BEGIN Task data
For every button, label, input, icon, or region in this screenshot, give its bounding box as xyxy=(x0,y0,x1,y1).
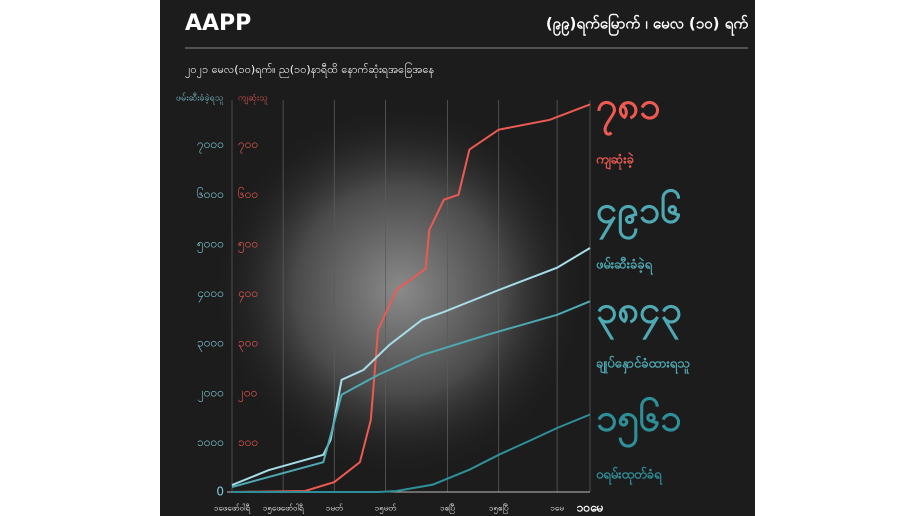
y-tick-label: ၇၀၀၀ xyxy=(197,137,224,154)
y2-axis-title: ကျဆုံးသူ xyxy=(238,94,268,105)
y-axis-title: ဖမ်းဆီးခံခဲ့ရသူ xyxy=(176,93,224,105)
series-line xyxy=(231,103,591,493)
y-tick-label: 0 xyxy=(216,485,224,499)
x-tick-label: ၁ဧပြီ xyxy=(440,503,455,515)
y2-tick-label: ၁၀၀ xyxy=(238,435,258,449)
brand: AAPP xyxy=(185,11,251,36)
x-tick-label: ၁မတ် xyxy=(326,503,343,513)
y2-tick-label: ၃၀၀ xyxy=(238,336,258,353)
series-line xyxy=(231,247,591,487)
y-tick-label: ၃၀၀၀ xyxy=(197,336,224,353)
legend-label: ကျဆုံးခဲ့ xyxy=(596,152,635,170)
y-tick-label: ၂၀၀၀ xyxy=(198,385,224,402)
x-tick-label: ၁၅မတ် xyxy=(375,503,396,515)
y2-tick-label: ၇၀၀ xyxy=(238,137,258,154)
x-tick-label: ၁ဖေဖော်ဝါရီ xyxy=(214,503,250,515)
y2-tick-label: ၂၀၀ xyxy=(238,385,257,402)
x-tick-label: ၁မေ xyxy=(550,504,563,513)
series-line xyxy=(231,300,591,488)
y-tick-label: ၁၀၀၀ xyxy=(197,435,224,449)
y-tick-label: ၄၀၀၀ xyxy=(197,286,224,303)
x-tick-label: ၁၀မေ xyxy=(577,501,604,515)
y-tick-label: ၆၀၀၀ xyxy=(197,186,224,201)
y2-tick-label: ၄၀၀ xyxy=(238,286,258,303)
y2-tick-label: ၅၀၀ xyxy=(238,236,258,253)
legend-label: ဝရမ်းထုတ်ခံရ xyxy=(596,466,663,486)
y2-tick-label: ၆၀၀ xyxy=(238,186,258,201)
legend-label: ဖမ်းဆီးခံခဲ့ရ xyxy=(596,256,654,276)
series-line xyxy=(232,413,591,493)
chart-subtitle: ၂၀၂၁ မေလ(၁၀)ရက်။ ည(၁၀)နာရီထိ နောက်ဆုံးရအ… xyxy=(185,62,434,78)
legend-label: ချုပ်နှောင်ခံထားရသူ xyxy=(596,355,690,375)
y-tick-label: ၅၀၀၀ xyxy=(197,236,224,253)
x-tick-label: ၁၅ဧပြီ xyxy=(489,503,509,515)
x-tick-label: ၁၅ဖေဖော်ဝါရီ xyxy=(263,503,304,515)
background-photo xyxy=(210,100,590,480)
END Task data
Work instructions:
Format every line of the entries above as a JSON list of strings, one string per line, skipping blank lines and leaving out the pictures.

Task output:
[
  "For every button, label, input, icon, or region in this screenshot, give its bounding box as xyxy=(x0,y0,x1,y1).",
  "y-tick-label: ၇၀၀၀ xyxy=(197,137,224,154)",
  "y2-axis-title: ကျဆုံးသူ xyxy=(238,94,268,105)",
  "y-axis-title: ဖမ်းဆီးခံခဲ့ရသူ xyxy=(176,93,224,105)",
  "series-line xyxy=(231,103,591,493)",
  "y-tick-label: 0 xyxy=(216,485,224,499)",
  "x-tick-label: ၁ဧပြီ xyxy=(440,503,455,515)",
  "y2-tick-label: ၁၀၀ xyxy=(238,435,258,449)",
  "brand: AAPP xyxy=(185,11,251,36)",
  "x-tick-label: ၁မတ် xyxy=(326,503,343,513)",
  "y2-tick-label: ၃၀၀ xyxy=(238,336,258,353)",
  "series-line xyxy=(231,247,591,487)",
  "y-tick-label: ၃၀၀၀ xyxy=(197,336,224,353)",
  "legend-label: ကျဆုံးခဲ့ xyxy=(596,152,635,170)",
  "y-tick-label: ၂၀၀၀ xyxy=(198,385,224,402)",
  "x-tick-label: ၁၅မတ် xyxy=(375,503,396,515)",
  "y2-tick-label: ၇၀၀ xyxy=(238,137,258,154)",
  "x-tick-label: ၁ဖေဖော်ဝါရီ xyxy=(214,503,250,515)",
  "y2-tick-label: ၂၀၀ xyxy=(238,385,257,402)",
  "x-tick-label: ၁မေ xyxy=(550,504,563,513)",
  "series-line xyxy=(231,300,591,488)",
  "y-tick-label: ၁၀၀၀ xyxy=(197,435,224,449)",
  "y-tick-label: ၄၀၀၀ xyxy=(197,286,224,303)",
  "x-tick-label: ၁၀မေ xyxy=(577,501,604,515)",
  "y-tick-label: ၆၀၀၀ xyxy=(197,186,224,201)",
  "y2-tick-label: ၄၀၀ xyxy=(238,286,258,303)",
  "y2-tick-label: ၅၀၀ xyxy=(238,236,258,253)",
  "legend-label: ဝရမ်းထုတ်ခံရ xyxy=(596,466,663,486)",
  "y2-tick-label: ၆၀၀ xyxy=(238,186,258,201)",
  "legend-label: ဖမ်းဆီးခံခဲ့ရ xyxy=(596,256,654,276)",
  "series-line xyxy=(232,413,591,493)",
  "chart-subtitle: ၂၀၂၁ မေလ(၁၀)ရက်။ ည(၁၀)နာရီထိ နောက်ဆုံးရအ… xyxy=(185,62,434,78)",
  "legend-label: ချုပ်နှောင်ခံထားရသူ xyxy=(596,355,690,375)",
  "y-tick-label: ၅၀၀၀ xyxy=(197,236,224,253)",
  "x-tick-label: ၁၅ဧပြီ xyxy=(489,503,509,515)",
  "x-tick-label: ၁၅ဖေဖော်ဝါရီ xyxy=(263,503,304,515)",
  "background-photo xyxy=(210,100,590,480)"
]